A la hora de comprender a Edmundo González se ha dicho mucho que nadie puede juzgar la huida de ningún hombre amenazado. Tiene sentido porque nadie, al fin y al cabo, puede exigirle a nadie ser un héroe. Se ha dicho menos que todavía menos que a un hombre puede pedírsele eso mismo a un diplomático. Esto es así porque la mente diplomática está entrenada de una forma muy concreta que consiste en orientar todos sus circuitos neuronales hacia la única tarea de mantenerse a salvo de cualquier conflicto. Una mente diplomática no busca el poder o la fuerza más que como forma de disuasión contra posibles enemigos. Y por eso siempre que puede sonríe y rebaja los ánimos. Y también, cuando se sabe débil, negocia con el sátrapa que la quiere lejos y estrecha la mano del presidente connivente con dictaduras defendibles por la izquierda que le ofrece, qué más da si interesadamente, un refugio.

Tarea 1:
Traduce al inglés esta oración del texto sobre Edmundo González: "Una mente diplomática no busca el poder o la fuerza más que como forma de disuasión contra posibles enemigos."
Tarea 2:
Escribe la continuación del texto sobre Edmundo González a partir de su última oración.

Extracto de datos:
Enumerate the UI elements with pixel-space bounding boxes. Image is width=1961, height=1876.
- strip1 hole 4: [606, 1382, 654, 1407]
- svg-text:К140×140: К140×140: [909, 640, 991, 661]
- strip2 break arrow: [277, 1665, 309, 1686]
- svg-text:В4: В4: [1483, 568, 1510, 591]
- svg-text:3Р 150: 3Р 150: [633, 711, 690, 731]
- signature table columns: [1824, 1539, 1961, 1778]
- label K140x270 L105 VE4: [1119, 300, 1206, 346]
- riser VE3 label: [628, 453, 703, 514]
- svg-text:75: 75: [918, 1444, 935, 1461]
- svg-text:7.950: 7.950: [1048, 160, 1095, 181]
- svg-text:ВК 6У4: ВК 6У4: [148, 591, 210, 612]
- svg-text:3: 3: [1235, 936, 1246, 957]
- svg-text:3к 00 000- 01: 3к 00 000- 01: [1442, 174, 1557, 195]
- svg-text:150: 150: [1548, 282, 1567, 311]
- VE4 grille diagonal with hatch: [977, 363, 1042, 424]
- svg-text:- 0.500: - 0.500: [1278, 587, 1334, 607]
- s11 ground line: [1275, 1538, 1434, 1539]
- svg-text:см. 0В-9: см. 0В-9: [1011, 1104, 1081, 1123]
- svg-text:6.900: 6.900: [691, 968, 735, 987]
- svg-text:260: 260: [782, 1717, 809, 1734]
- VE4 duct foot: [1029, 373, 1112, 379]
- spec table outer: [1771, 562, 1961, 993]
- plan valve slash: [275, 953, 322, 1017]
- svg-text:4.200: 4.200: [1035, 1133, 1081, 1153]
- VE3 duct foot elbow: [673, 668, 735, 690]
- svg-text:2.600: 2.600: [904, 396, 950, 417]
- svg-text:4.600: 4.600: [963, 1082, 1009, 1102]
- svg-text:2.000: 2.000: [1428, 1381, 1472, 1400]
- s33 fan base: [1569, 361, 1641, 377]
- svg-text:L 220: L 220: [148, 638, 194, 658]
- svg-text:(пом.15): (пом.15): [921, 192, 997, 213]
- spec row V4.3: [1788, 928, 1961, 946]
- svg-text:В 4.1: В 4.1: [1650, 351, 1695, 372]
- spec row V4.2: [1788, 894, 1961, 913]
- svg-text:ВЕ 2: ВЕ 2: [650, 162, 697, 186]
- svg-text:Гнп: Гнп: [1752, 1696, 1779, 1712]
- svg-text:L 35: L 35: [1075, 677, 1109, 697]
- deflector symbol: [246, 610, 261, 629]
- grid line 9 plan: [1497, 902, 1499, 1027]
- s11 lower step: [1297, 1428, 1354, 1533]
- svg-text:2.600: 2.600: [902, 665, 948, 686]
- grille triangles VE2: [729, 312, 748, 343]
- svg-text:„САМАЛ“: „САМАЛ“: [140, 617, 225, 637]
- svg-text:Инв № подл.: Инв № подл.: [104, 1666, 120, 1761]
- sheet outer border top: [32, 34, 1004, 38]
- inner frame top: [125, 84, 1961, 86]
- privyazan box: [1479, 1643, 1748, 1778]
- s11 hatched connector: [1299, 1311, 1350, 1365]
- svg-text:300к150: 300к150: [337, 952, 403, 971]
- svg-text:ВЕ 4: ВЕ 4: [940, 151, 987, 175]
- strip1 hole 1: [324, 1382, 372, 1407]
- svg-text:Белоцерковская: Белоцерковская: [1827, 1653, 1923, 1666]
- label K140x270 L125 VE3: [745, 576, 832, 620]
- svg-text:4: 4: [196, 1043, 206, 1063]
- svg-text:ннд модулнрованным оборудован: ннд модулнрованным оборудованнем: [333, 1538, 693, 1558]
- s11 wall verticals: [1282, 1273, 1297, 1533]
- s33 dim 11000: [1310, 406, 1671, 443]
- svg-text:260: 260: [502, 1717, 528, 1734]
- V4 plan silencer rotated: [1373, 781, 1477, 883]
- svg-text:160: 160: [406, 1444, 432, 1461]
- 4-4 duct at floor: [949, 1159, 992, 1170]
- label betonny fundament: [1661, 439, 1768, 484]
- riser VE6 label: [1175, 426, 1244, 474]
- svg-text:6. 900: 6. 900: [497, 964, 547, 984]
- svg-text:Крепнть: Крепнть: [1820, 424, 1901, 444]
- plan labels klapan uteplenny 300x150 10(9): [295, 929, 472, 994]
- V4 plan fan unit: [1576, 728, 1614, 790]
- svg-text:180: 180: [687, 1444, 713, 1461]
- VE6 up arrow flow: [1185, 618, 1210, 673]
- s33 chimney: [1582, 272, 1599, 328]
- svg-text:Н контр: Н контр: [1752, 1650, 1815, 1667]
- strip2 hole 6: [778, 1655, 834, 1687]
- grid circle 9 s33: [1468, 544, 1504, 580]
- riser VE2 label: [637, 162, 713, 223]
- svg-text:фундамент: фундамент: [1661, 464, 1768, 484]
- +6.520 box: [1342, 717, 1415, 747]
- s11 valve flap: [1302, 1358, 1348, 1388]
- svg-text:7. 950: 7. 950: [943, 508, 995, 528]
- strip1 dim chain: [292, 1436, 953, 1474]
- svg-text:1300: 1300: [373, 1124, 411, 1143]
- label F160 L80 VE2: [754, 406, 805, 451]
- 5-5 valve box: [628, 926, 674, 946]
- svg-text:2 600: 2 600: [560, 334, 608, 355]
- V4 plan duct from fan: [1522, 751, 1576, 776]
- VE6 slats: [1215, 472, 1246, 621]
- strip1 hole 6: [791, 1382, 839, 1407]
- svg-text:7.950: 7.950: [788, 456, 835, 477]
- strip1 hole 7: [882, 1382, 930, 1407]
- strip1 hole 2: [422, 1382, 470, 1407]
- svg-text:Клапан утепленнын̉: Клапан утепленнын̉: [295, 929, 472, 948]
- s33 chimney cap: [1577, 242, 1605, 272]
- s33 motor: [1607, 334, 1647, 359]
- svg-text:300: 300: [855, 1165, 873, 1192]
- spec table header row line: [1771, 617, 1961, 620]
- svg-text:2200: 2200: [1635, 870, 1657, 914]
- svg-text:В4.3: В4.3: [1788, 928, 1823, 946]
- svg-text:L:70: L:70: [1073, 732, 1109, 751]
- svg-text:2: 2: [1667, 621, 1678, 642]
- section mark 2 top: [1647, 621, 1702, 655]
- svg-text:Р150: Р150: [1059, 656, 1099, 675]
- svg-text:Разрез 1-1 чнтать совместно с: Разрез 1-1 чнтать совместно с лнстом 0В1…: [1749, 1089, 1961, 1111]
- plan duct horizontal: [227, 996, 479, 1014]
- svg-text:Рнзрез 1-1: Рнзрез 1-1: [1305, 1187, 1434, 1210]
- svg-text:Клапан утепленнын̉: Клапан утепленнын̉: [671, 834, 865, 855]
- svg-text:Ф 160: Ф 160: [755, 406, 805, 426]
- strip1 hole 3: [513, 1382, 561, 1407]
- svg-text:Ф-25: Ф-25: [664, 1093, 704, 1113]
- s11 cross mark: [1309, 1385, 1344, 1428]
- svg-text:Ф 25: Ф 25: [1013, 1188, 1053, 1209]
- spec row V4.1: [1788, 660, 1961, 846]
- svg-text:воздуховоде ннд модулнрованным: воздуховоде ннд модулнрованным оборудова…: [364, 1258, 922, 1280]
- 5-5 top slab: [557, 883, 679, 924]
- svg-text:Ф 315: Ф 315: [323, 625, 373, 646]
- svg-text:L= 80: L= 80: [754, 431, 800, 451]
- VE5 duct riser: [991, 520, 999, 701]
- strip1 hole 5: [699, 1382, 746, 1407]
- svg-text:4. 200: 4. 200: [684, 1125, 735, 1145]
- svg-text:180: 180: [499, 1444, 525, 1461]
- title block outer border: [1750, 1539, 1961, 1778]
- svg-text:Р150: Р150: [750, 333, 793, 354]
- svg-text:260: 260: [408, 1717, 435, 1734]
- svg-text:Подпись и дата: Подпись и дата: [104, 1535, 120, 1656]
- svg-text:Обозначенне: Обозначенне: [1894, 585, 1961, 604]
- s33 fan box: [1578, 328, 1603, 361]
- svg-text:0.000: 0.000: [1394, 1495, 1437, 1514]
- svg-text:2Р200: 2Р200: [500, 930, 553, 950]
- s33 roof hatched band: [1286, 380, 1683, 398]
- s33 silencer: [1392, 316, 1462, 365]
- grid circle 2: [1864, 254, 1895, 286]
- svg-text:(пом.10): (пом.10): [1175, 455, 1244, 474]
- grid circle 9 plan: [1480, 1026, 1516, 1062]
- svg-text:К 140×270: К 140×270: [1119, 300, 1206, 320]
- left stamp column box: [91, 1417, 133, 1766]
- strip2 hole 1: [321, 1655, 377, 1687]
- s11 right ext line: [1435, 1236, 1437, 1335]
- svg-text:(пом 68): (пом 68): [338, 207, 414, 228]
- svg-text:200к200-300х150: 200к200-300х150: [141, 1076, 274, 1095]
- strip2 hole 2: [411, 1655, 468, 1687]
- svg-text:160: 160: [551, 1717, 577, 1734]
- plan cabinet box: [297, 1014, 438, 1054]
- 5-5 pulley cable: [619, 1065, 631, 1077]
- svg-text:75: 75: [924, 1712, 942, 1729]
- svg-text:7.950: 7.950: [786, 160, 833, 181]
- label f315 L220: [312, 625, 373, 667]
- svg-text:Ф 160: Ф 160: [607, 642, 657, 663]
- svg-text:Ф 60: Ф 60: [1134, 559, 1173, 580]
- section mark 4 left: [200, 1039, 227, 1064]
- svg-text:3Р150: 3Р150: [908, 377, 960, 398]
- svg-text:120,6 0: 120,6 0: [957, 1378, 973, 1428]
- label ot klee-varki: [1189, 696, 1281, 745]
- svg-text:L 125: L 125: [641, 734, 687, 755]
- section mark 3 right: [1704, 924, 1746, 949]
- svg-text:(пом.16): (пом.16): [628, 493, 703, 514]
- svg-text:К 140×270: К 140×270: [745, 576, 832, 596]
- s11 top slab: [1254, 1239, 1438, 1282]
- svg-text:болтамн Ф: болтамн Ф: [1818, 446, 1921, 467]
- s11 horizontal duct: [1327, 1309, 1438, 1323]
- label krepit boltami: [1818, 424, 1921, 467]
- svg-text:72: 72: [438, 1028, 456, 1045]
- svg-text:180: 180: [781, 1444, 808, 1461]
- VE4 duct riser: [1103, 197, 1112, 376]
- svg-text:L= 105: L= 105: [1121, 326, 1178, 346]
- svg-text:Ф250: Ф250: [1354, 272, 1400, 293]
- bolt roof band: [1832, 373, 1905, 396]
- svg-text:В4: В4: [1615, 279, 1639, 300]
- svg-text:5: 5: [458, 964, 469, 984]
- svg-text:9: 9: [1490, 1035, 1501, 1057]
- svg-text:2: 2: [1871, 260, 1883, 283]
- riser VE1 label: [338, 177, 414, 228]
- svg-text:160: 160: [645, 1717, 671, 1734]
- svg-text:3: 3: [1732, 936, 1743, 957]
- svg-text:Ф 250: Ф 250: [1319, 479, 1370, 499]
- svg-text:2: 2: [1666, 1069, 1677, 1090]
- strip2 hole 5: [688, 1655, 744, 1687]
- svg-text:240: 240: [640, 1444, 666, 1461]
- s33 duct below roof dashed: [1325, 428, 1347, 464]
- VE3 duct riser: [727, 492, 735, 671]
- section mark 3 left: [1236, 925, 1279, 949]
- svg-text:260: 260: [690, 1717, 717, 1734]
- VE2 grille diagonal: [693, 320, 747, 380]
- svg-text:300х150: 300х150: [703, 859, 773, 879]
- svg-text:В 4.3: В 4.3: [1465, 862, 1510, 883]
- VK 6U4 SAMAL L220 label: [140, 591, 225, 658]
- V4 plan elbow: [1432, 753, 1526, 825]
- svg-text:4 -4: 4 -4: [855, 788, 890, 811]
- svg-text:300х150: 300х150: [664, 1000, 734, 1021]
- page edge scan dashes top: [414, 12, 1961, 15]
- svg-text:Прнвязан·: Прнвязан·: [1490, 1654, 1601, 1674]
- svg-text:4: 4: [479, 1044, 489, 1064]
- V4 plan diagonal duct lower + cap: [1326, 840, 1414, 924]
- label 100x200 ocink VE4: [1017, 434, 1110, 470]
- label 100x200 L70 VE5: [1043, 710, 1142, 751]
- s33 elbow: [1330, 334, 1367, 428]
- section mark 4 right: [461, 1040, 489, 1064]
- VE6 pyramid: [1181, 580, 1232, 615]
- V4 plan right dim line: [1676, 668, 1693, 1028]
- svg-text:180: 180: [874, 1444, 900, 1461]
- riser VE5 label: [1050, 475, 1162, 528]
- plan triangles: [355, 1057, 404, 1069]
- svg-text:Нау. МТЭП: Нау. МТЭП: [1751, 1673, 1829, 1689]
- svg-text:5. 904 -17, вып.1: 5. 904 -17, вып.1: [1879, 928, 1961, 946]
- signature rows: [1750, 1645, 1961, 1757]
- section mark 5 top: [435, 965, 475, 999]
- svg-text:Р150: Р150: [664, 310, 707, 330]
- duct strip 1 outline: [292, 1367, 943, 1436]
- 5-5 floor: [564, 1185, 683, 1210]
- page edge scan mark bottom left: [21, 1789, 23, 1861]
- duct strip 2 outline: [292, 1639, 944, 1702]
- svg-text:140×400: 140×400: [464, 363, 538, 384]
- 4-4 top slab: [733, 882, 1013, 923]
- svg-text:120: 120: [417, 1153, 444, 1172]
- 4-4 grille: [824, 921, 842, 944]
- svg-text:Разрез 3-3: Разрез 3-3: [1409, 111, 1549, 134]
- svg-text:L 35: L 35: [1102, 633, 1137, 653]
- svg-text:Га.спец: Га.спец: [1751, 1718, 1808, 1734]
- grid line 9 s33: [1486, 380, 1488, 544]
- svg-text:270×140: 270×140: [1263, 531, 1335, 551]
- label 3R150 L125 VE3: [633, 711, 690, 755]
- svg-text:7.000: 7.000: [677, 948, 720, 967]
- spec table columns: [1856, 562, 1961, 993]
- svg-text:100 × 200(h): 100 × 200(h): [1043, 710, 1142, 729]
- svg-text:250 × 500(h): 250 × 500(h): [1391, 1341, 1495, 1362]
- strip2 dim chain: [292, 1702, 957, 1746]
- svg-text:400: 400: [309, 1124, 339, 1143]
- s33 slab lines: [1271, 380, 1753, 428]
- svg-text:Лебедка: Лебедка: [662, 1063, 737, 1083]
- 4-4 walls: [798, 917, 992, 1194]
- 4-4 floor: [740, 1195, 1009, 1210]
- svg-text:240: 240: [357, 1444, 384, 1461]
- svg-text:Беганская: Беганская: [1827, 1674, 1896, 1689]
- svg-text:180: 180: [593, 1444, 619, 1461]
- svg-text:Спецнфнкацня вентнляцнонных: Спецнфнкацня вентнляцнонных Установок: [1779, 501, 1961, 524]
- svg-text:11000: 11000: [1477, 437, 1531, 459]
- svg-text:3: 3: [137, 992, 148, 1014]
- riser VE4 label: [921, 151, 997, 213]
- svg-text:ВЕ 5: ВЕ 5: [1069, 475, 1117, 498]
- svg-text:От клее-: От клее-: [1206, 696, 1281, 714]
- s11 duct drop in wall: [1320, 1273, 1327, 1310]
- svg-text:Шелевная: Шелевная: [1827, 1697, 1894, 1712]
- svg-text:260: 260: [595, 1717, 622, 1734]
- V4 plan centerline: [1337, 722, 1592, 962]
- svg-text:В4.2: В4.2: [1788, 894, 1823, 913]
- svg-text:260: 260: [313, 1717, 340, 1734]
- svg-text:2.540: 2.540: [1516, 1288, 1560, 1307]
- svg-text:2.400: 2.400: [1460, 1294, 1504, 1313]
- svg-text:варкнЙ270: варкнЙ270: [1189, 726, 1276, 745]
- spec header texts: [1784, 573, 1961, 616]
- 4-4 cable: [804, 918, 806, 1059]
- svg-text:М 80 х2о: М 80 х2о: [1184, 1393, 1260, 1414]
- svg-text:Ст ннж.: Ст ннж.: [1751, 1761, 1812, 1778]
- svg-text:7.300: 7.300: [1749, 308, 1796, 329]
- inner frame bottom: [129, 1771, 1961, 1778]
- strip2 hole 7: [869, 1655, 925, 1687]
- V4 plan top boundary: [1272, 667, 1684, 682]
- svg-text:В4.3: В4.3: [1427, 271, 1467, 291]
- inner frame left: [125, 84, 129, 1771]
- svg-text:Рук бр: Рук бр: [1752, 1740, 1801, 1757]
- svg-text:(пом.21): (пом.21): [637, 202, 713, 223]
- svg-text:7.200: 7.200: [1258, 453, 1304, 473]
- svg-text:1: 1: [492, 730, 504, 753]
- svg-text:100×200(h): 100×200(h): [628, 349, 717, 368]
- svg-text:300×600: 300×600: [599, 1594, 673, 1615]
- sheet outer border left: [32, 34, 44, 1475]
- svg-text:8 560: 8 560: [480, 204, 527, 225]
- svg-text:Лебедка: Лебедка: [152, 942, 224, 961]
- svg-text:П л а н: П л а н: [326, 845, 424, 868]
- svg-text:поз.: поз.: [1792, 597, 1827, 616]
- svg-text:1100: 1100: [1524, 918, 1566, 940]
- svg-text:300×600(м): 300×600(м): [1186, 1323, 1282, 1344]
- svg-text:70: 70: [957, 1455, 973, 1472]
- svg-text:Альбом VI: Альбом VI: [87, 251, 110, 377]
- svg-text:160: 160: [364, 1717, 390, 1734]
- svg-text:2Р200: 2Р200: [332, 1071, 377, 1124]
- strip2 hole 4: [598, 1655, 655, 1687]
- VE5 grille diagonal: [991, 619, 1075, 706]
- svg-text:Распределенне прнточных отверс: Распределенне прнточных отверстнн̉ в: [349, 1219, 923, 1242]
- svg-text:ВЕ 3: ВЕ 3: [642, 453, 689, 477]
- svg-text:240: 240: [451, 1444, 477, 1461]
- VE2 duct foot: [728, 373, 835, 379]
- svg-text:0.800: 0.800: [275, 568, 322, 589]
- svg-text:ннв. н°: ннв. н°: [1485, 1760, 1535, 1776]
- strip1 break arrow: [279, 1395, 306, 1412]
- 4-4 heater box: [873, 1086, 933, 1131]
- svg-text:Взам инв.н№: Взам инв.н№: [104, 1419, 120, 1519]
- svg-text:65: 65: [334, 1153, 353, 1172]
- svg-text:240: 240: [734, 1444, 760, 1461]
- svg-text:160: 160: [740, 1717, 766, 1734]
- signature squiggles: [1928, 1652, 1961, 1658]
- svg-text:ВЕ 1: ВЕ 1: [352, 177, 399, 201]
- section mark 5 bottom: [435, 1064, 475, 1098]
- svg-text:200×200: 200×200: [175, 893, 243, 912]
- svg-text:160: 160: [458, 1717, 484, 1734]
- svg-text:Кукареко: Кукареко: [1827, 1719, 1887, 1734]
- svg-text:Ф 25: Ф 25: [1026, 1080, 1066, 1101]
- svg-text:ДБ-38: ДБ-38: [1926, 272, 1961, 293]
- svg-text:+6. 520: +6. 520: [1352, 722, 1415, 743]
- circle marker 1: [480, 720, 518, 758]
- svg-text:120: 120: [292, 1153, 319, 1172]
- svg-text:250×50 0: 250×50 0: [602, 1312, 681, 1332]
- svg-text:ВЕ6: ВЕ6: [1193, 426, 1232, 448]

Respuesta correcta 1:
A diplomatic mind seeks power or strength only as a means of deterrence against potential enemies.

Respuesta correcta 2:
Desde la seguridad, piensa, podré reorganizar mis fuerzas y diseñar un plan de acción que me permita salvaguardar mejor al resto de mis conciudadanos. Un presidente electo en el exilio vale más vivo que muerto, al fin y al cabo. Sobre todo para sí mismo. Pero es que ya hemos dicho que a los diplomáticos es imposible comprenderles desde la visceralidad de quien piensa que tener razón otorga autoridad para salir a la intemperie a que te peguen quienes sin duda son más fuertes. Lo único que queda por contestar, en todo caso, es qué seguridad quieren salvaguardar Albares y el embajador español en Caracas que no sea la de su presidente, que es el nuestro. Y de qué amenaza le protegen, exactamente.